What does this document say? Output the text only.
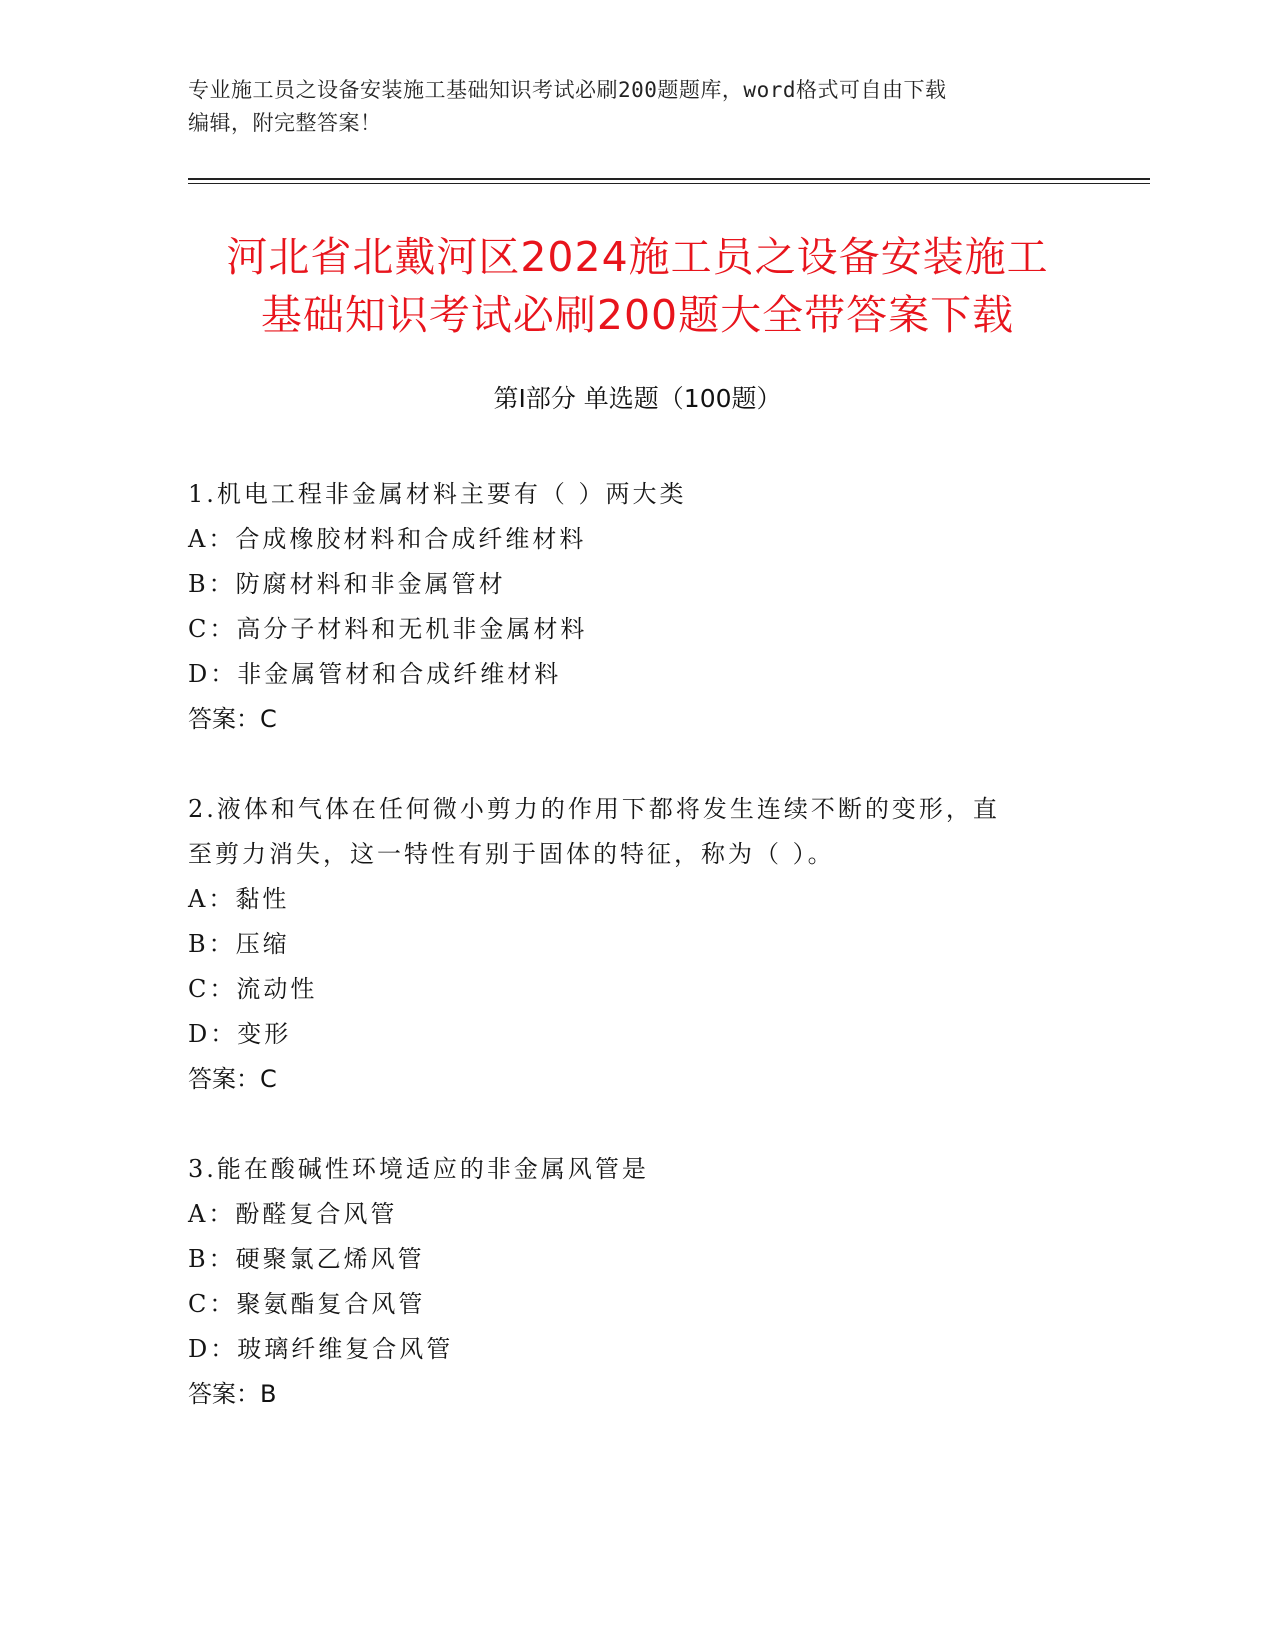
专业施工员之设备安装施工基础知识考试必刷200题题库，word格式可自由下载
编辑，附完整答案！
河北省北戴河区2024施工员之设备安装施工
基础知识考试必刷200题大全带答案下载
第Ⅰ部分 单选题（100题）
1.机电工程非金属材料主要有（ ）两大类
A：合成橡胶材料和合成纤维材料
B：防腐材料和非金属管材
C：高分子材料和无机非金属材料
D：非金属管材和合成纤维材料
答案：C
2.液体和气体在任何微小剪力的作用下都将发生连续不断的变形，直
至剪力消失，这一特性有别于固体的特征，称为（ ）。
A：黏性
B：压缩
C：流动性
D：变形
答案：C
3.能在酸碱性环境适应的非金属风管是
A：酚醛复合风管
B：硬聚氯乙烯风管
C：聚氨酯复合风管
D：玻璃纤维复合风管
答案：B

--*--

**Work to be completed**
Transcribe the whole listing exactly. Pictures are excluded.

**Written response**
What does this document say? Output the text only.
专业施工员之设备安装施工基础知识考试必刷200题题库，word格式可自由下载
编辑，附完整答案！
河北省北戴河区2024施工员之设备安装施工
基础知识考试必刷200题大全带答案下载
第Ⅰ部分 单选题（100题）
1.机电工程非金属材料主要有（ ）两大类
A：合成橡胶材料和合成纤维材料
B：防腐材料和非金属管材
C：高分子材料和无机非金属材料
D：非金属管材和合成纤维材料
答案：C
2.液体和气体在任何微小剪力的作用下都将发生连续不断的变形，直
至剪力消失，这一特性有别于固体的特征，称为（ ）。
A：黏性
B：压缩
C：流动性
D：变形
答案：C
3.能在酸碱性环境适应的非金属风管是
A：酚醛复合风管
B：硬聚氯乙烯风管
C：聚氨酯复合风管
D：玻璃纤维复合风管
答案：B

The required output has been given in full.